- [TASK DIRECTIONS] Every record must be transcribed in its entirety, apart from the images, which are to be omitted.

- [MATERIALS PROVIDED]

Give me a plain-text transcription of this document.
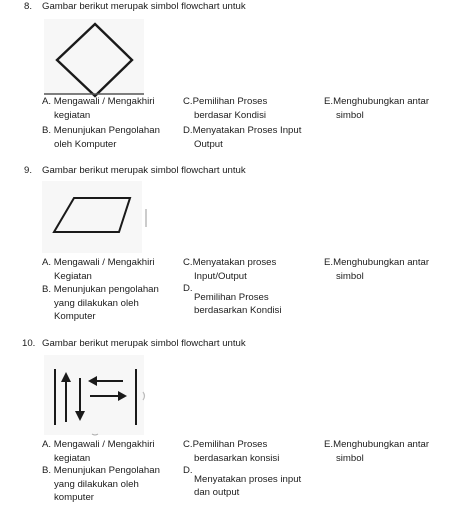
8. Gambar berikut merupak simbol flowchart untuk
A. Mengawali / Mengakhiri
kegiatan
B. Menunjukan Pengolahan
oleh Komputer
C.Pemilihan Proses
berdasar Kondisi
D.Menyatakan Proses Input
Output
E.Menghubungkan antar
simbol
9. Gambar berikut merupak simbol flowchart untuk
A. Mengawali / Mengakhiri
Kegiatan
B. Menunjukan pengolahan
yang dilakukan oleh
Komputer
C.Menyatakan proses
Input/Output
D.
Pemilihan Proses
berdasarkan Kondisi
E.Menghubungkan antar
simbol
10. Gambar berikut merupak simbol flowchart untuk
A. Mengawali / Mengakhiri
kegiatan
B. Menunjukan Pengolahan
yang dilakukan oleh
komputer
C.Pemilihan Proses
berdasarkan konsisi
D.
Menyatakan proses input
dan output
E.Menghubungkan antar
simbol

- [ANSWER]
Give me a plain-text transcription of this document.
8. Gambar berikut merupak simbol flowchart untuk
A. Mengawali / Mengakhiri
kegiatan
B. Menunjukan Pengolahan
oleh Komputer
C.Pemilihan Proses
berdasar Kondisi
D.Menyatakan Proses Input
Output
E.Menghubungkan antar
simbol
9. Gambar berikut merupak simbol flowchart untuk
A. Mengawali / Mengakhiri
Kegiatan
B. Menunjukan pengolahan
yang dilakukan oleh
Komputer
C.Menyatakan proses
Input/Output
D.
Pemilihan Proses
berdasarkan Kondisi
E.Menghubungkan antar
simbol
10. Gambar berikut merupak simbol flowchart untuk
A. Mengawali / Mengakhiri
kegiatan
B. Menunjukan Pengolahan
yang dilakukan oleh
komputer
C.Pemilihan Proses
berdasarkan konsisi
D.
Menyatakan proses input
dan output
E.Menghubungkan antar
simbol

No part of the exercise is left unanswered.